Aim of the task
In the data that follows, count each line holding the string "JSON"; answer with the number only.

--- start Information shown ---

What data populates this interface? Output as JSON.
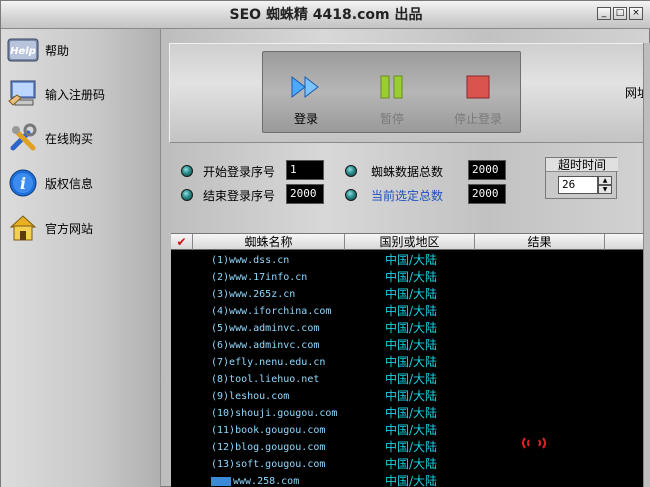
{
  "window": {
    "title": "SEO 蜘蛛精 4418.com 出品",
    "controls": [
      "_",
      "□",
      "×"
    ]
  },
  "sidebar": {
    "items": [
      {
        "label": "帮助",
        "icon": "help-icon"
      },
      {
        "label": "输入注册码",
        "icon": "computer-icon"
      },
      {
        "label": "在线购买",
        "icon": "tools-icon"
      },
      {
        "label": "版权信息",
        "icon": "info-icon"
      },
      {
        "label": "官方网站",
        "icon": "home-icon"
      }
    ]
  },
  "actions": {
    "login": "登录",
    "pause": "暂停",
    "stop": "停止登录",
    "cut_label": "网址"
  },
  "settings": {
    "start_label": "开始登录序号",
    "start_value": "1",
    "end_label": "结束登录序号",
    "end_value": "2000",
    "total_label": "蜘蛛数据总数",
    "total_value": "2000",
    "selected_label": "当前选定总数",
    "selected_value": "2000",
    "timeout_label": "超时时间",
    "timeout_value": "26"
  },
  "table": {
    "check_mark": "✔",
    "columns": [
      "蜘蛛名称",
      "国别或地区",
      "结果"
    ],
    "rows": [
      {
        "name": "(1)www.dss.cn",
        "region": "中国/大陆"
      },
      {
        "name": "(2)www.17info.cn",
        "region": "中国/大陆"
      },
      {
        "name": "(3)www.265z.cn",
        "region": "中国/大陆"
      },
      {
        "name": "(4)www.iforchina.com",
        "region": "中国/大陆"
      },
      {
        "name": "(5)www.adminvc.com",
        "region": "中国/大陆"
      },
      {
        "name": "(6)www.adminvc.com",
        "region": "中国/大陆"
      },
      {
        "name": "(7)efly.nenu.edu.cn",
        "region": "中国/大陆"
      },
      {
        "name": "(8)tool.liehuo.net",
        "region": "中国/大陆"
      },
      {
        "name": "(9)leshou.com",
        "region": "中国/大陆"
      },
      {
        "name": "(10)shouji.gougou.com",
        "region": "中国/大陆"
      },
      {
        "name": "(11)book.gougou.com",
        "region": "中国/大陆"
      },
      {
        "name": "(12)blog.gougou.com",
        "region": "中国/大陆"
      },
      {
        "name": "(13)soft.gougou.com",
        "region": "中国/大陆"
      },
      {
        "name": "www.258.com",
        "region": "中国/大陆"
      }
    ]
  },
  "colors": {
    "accent_blue": "#4aa8ff",
    "pause_green": "#9acd32",
    "stop_red": "#d9534f",
    "region_cyan": "#1ad0e0",
    "check_red": "#cc1111",
    "radar_red": "#e02020"
  }
}
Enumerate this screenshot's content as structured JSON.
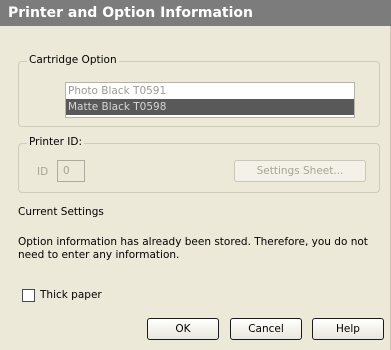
{
  "window": {
    "title": "Printer and Option Information"
  },
  "cartridge": {
    "label": "Cartridge Option",
    "options": [
      "Photo Black T0591",
      "Matte Black T0598"
    ],
    "selected": "Matte Black T0598"
  },
  "printer_id": {
    "label": "Printer ID:",
    "id_label": "ID",
    "id_value": "0",
    "settings_button": "Settings Sheet..."
  },
  "current_settings": {
    "heading": "Current Settings",
    "message": "Option information has already been stored. Therefore, you do not need to enter any information."
  },
  "thick_paper": {
    "label": "Thick paper",
    "checked": false
  },
  "buttons": {
    "ok": "OK",
    "cancel": "Cancel",
    "help": "Help"
  }
}
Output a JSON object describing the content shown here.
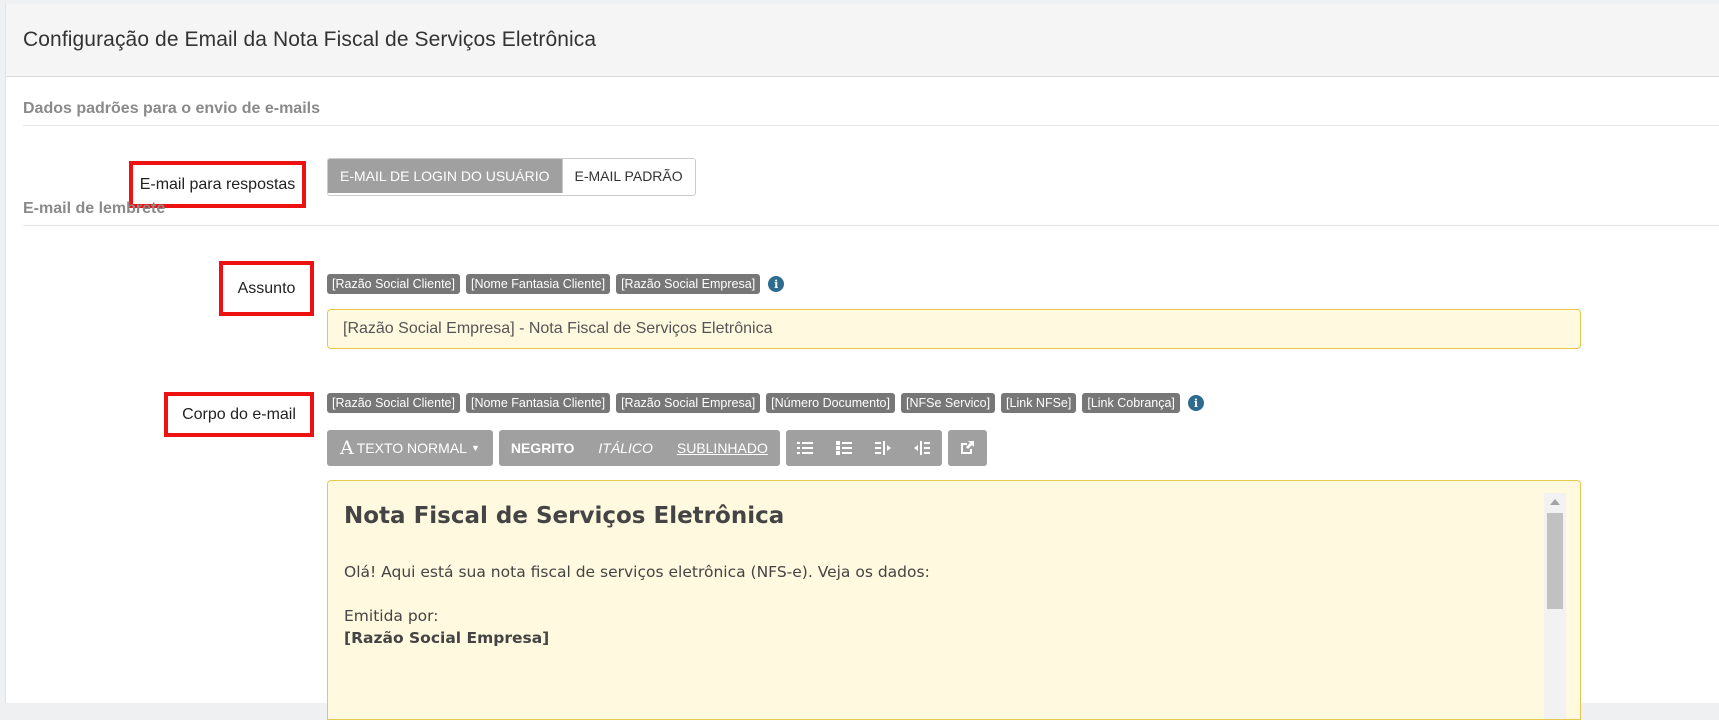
{
  "header": {
    "title": "Configuração de Email da Nota Fiscal de Serviços Eletrônica"
  },
  "sections": {
    "defaults_title": "Dados padrões para o envio de e-mails",
    "reminder_title": "E-mail de lembrete"
  },
  "reply_email": {
    "label": "E-mail para respostas",
    "options": [
      {
        "label": "E-mail de login do usuário",
        "active": true
      },
      {
        "label": "E-mail padrão",
        "active": false
      }
    ]
  },
  "subject": {
    "label": "Assunto",
    "tags": [
      "[Razão Social Cliente]",
      "[Nome Fantasia Cliente]",
      "[Razão Social Empresa]"
    ],
    "value": "[Razão Social Empresa] - Nota Fiscal de Serviços Eletrônica"
  },
  "body": {
    "label": "Corpo do e-mail",
    "tags": [
      "[Razão Social Cliente]",
      "[Nome Fantasia Cliente]",
      "[Razão Social Empresa]",
      "[Número Documento]",
      "[NFSe Servico]",
      "[Link NFSe]",
      "[Link Cobrança]"
    ],
    "toolbar": {
      "font_style": "Texto normal",
      "bold": "Negrito",
      "italic": "Itálico",
      "underline": "Sublinhado"
    },
    "content": {
      "heading": "Nota Fiscal de Serviços Eletrônica",
      "intro": "Olá! Aqui está sua nota fiscal de serviços eletrônica (NFS-e). Veja os dados:",
      "issued_by_label": "Emitida por:",
      "issued_by_value": "[Razão Social Empresa]"
    }
  },
  "colors": {
    "highlight_border": "#ee1111",
    "tag_bg": "#777777",
    "input_bg": "#fff9df",
    "input_border": "#e8c84a",
    "button_bg": "#a0a0a0"
  },
  "icons": {
    "info": "info-icon",
    "list_unordered": "list-unordered-icon",
    "list_ordered": "list-ordered-icon",
    "indent": "indent-icon",
    "outdent": "outdent-icon",
    "link": "share-link-icon"
  }
}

--- end Information shown ---

Final answer
3